Exercise: What follows is a listing. Return every line of it exactly.

Given entries:
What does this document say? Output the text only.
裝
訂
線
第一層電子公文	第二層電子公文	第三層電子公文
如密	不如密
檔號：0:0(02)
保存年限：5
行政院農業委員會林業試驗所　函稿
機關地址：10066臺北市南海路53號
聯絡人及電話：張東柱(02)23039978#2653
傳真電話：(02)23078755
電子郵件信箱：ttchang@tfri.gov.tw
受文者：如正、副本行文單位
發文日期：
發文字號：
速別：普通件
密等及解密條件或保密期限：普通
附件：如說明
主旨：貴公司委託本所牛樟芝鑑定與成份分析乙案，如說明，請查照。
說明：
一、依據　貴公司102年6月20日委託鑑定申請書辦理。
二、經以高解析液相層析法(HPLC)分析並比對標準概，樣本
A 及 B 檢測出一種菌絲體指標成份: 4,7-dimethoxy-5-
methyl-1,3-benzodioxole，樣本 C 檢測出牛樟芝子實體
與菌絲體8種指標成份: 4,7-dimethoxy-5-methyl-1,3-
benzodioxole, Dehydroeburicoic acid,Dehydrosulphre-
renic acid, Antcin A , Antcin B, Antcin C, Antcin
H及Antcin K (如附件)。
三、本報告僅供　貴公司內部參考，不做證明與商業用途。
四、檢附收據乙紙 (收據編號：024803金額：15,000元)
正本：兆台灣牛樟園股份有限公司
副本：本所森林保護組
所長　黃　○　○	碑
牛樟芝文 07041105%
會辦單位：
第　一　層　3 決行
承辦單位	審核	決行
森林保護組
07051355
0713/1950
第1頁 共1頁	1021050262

Task solution:
What does this document say? Output the text only.
裝
訂
線
第一層電子公文	第二層電子公文	第三層電子公文
如密	不如密
檔號：0:0(02)
保存年限：5
行政院農業委員會林業試驗所　函稿
機關地址：10066臺北市南海路53號
聯絡人及電話：張東柱(02)23039978#2653
傳真電話：(02)23078755
電子郵件信箱：ttchang@tfri.gov.tw
受文者：如正、副本行文單位
發文日期：
發文字號：
速別：普通件
密等及解密條件或保密期限：普通
附件：如說明
主旨：貴公司委託本所牛樟芝鑑定與成份分析乙案，如說明，請查照。
說明：
一、依據　貴公司102年6月20日委託鑑定申請書辦理。
二、經以高解析液相層析法(HPLC)分析並比對標準概，樣本
A 及 B 檢測出一種菌絲體指標成份: 4,7-dimethoxy-5-
methyl-1,3-benzodioxole，樣本 C 檢測出牛樟芝子實體
與菌絲體8種指標成份: 4,7-dimethoxy-5-methyl-1,3-
benzodioxole, Dehydroeburicoic acid,Dehydrosulphre-
renic acid, Antcin A , Antcin B, Antcin C, Antcin
H及Antcin K (如附件)。
三、本報告僅供　貴公司內部參考，不做證明與商業用途。
四、檢附收據乙紙 (收據編號：024803金額：15,000元)
正本：兆台灣牛樟園股份有限公司
副本：本所森林保護組
所長　黃　○　○	碑
牛樟芝文 07041105%
會辦單位：
第　一　層　3 決行
承辦單位	審核	決行
森林保護組
07051355
0713/1950
第1頁 共1頁	1021050262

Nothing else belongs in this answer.